Instructions for the task: From the entries below, gather each line containing the word "Testamento".

Data excerpts
- - -

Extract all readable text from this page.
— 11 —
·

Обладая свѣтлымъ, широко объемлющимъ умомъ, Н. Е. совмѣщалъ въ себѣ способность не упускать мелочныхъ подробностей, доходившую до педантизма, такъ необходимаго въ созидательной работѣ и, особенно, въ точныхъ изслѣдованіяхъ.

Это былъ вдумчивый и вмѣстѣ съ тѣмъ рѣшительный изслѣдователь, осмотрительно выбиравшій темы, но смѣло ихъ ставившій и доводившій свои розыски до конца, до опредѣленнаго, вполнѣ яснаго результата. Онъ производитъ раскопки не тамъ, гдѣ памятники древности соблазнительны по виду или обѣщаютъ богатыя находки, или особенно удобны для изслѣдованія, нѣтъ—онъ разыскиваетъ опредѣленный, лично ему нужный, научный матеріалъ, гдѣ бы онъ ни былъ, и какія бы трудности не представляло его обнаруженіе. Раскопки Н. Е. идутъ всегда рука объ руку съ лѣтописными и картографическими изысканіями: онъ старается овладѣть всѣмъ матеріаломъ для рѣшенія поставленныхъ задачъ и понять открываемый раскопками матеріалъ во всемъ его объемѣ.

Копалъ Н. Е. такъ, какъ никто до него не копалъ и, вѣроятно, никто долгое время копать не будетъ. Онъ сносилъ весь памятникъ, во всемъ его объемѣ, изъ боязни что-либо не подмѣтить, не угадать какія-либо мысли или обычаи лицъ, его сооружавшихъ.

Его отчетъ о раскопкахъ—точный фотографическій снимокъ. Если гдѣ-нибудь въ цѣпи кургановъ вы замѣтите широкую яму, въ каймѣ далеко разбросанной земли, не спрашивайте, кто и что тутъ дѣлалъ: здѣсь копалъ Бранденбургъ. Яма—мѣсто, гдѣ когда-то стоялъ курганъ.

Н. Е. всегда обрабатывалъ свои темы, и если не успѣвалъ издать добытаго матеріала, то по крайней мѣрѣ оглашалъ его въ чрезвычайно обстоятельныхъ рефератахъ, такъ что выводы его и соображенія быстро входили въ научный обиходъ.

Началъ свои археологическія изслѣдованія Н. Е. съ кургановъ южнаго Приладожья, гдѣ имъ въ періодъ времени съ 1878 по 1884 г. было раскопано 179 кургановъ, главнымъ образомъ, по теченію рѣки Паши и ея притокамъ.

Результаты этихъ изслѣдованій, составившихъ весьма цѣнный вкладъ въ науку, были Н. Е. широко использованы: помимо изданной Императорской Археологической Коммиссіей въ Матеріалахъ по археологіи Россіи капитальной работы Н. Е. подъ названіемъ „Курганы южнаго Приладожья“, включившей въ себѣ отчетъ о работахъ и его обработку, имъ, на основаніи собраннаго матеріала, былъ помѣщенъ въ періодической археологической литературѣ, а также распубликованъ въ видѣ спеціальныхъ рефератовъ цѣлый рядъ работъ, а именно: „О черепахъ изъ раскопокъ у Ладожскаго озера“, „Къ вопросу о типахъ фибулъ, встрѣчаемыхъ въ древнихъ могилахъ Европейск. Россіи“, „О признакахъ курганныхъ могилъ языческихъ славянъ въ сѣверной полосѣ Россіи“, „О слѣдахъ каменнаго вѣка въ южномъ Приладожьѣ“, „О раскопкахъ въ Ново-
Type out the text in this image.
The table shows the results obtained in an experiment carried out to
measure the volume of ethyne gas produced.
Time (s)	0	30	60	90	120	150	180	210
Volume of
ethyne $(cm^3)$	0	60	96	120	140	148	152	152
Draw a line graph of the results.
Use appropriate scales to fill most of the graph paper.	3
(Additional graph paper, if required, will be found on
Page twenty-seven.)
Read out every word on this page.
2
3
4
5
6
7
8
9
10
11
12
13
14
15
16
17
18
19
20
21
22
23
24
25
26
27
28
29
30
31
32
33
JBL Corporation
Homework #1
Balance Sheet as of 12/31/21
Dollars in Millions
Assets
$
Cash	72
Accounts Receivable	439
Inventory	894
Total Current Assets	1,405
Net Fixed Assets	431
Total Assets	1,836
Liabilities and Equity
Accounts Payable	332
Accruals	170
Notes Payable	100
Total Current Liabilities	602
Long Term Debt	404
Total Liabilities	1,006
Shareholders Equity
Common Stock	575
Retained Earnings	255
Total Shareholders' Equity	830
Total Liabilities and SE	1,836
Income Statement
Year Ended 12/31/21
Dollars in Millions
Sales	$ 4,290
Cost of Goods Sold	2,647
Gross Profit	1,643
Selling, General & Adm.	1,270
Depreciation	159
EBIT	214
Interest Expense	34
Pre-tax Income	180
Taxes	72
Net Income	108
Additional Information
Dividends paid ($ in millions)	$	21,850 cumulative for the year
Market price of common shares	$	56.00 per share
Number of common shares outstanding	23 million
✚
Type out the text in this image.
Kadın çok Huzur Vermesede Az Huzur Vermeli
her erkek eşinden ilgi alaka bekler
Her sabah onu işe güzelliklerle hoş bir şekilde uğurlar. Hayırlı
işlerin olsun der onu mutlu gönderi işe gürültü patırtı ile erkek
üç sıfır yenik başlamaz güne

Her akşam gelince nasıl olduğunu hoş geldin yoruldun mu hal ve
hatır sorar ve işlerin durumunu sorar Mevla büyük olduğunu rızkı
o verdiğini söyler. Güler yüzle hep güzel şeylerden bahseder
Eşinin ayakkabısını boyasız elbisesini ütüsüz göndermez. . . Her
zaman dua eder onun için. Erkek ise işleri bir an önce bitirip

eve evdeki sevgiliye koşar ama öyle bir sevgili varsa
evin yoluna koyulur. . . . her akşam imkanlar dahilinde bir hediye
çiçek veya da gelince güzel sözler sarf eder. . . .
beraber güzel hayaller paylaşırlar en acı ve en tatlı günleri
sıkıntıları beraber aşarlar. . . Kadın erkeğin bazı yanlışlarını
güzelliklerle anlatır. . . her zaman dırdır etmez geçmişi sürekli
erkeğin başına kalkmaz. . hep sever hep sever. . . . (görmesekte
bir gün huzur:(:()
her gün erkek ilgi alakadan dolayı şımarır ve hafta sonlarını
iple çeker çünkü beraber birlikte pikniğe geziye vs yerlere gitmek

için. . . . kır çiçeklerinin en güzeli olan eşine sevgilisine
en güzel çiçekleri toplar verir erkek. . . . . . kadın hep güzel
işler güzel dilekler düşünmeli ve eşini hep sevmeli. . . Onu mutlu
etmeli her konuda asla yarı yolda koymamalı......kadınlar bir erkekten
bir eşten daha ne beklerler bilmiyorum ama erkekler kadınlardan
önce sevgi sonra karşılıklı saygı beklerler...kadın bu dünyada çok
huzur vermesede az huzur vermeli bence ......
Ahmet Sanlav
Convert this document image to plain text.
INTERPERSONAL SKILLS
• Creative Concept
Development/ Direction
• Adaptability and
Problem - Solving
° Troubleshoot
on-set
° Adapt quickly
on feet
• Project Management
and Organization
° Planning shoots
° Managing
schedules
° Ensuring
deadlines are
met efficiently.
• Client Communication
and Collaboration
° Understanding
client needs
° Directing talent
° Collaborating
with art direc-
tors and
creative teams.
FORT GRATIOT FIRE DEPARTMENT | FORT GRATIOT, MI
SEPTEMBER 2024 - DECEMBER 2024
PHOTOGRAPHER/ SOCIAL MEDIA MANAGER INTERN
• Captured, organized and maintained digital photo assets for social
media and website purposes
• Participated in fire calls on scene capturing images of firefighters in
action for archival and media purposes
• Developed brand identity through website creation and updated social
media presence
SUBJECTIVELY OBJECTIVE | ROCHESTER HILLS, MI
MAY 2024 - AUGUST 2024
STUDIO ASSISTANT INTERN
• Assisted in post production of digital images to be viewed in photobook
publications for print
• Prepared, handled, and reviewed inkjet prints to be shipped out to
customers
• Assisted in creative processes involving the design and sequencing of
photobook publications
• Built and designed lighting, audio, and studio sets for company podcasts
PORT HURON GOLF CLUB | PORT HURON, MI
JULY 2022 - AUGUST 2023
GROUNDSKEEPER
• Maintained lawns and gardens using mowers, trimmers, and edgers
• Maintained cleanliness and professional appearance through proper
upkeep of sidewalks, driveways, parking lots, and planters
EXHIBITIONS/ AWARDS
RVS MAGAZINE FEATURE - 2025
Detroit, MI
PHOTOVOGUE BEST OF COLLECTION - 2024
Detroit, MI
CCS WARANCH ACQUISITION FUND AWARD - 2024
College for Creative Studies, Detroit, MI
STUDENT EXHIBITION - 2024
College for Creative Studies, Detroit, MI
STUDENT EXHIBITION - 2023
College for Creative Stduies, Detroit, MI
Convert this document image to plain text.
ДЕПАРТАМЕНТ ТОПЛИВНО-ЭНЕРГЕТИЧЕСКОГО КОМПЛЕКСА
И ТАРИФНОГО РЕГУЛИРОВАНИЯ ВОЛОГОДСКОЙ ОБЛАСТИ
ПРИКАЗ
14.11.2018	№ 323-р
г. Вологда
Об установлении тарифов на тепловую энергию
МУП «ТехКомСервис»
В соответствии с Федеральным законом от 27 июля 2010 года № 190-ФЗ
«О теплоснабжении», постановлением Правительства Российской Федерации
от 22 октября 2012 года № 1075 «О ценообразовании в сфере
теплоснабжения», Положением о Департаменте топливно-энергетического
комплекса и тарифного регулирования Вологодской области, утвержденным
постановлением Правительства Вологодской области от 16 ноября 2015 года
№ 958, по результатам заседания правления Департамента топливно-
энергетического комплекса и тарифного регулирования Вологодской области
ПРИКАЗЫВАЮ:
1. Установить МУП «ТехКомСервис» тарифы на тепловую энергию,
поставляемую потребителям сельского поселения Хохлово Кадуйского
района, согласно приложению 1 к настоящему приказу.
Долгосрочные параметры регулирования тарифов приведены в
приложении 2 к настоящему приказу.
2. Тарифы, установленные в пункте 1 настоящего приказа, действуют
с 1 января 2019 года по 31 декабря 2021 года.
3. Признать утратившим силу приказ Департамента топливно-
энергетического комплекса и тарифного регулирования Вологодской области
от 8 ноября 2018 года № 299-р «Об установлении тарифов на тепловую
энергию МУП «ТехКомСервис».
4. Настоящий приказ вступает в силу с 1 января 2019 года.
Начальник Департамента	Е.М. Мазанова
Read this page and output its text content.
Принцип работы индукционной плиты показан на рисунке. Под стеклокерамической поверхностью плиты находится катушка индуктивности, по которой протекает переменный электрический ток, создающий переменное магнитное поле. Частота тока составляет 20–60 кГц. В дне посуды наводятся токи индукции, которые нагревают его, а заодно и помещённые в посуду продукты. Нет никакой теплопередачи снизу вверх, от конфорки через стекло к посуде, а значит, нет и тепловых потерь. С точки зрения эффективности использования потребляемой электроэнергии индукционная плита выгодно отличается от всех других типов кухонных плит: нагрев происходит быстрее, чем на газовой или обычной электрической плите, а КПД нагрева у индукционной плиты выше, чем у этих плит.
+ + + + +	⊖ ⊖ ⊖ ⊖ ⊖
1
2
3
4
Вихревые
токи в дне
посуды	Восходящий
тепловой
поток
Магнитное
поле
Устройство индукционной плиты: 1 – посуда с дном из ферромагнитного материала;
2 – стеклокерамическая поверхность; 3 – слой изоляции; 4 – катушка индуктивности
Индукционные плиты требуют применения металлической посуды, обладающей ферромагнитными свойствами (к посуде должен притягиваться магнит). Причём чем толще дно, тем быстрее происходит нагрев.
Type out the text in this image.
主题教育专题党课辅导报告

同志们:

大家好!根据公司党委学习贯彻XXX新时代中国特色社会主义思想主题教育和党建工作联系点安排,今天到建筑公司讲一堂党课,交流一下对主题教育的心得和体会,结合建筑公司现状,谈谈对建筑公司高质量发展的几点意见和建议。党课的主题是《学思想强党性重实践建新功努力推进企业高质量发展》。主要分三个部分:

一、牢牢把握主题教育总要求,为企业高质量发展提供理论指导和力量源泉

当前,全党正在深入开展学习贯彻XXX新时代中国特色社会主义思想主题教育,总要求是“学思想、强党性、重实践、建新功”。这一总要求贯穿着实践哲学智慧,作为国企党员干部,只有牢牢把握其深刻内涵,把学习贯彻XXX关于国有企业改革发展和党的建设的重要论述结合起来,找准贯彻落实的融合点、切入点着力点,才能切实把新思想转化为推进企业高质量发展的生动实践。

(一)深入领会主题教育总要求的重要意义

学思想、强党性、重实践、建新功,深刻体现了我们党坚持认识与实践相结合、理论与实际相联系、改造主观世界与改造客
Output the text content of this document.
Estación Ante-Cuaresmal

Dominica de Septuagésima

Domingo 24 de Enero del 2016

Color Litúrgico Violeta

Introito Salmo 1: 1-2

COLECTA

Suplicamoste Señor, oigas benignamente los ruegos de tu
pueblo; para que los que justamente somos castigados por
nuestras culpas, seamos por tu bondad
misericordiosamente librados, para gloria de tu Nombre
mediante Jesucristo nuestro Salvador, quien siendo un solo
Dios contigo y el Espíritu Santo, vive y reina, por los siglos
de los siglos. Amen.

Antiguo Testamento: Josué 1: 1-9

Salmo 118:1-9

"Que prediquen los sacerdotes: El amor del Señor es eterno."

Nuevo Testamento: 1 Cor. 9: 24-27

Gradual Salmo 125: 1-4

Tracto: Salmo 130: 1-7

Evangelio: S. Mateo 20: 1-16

- - -

Result:
Antiguo Testamento: Josué 1: 1-9
Nuevo Testamento: 1 Cor. 9: 24-27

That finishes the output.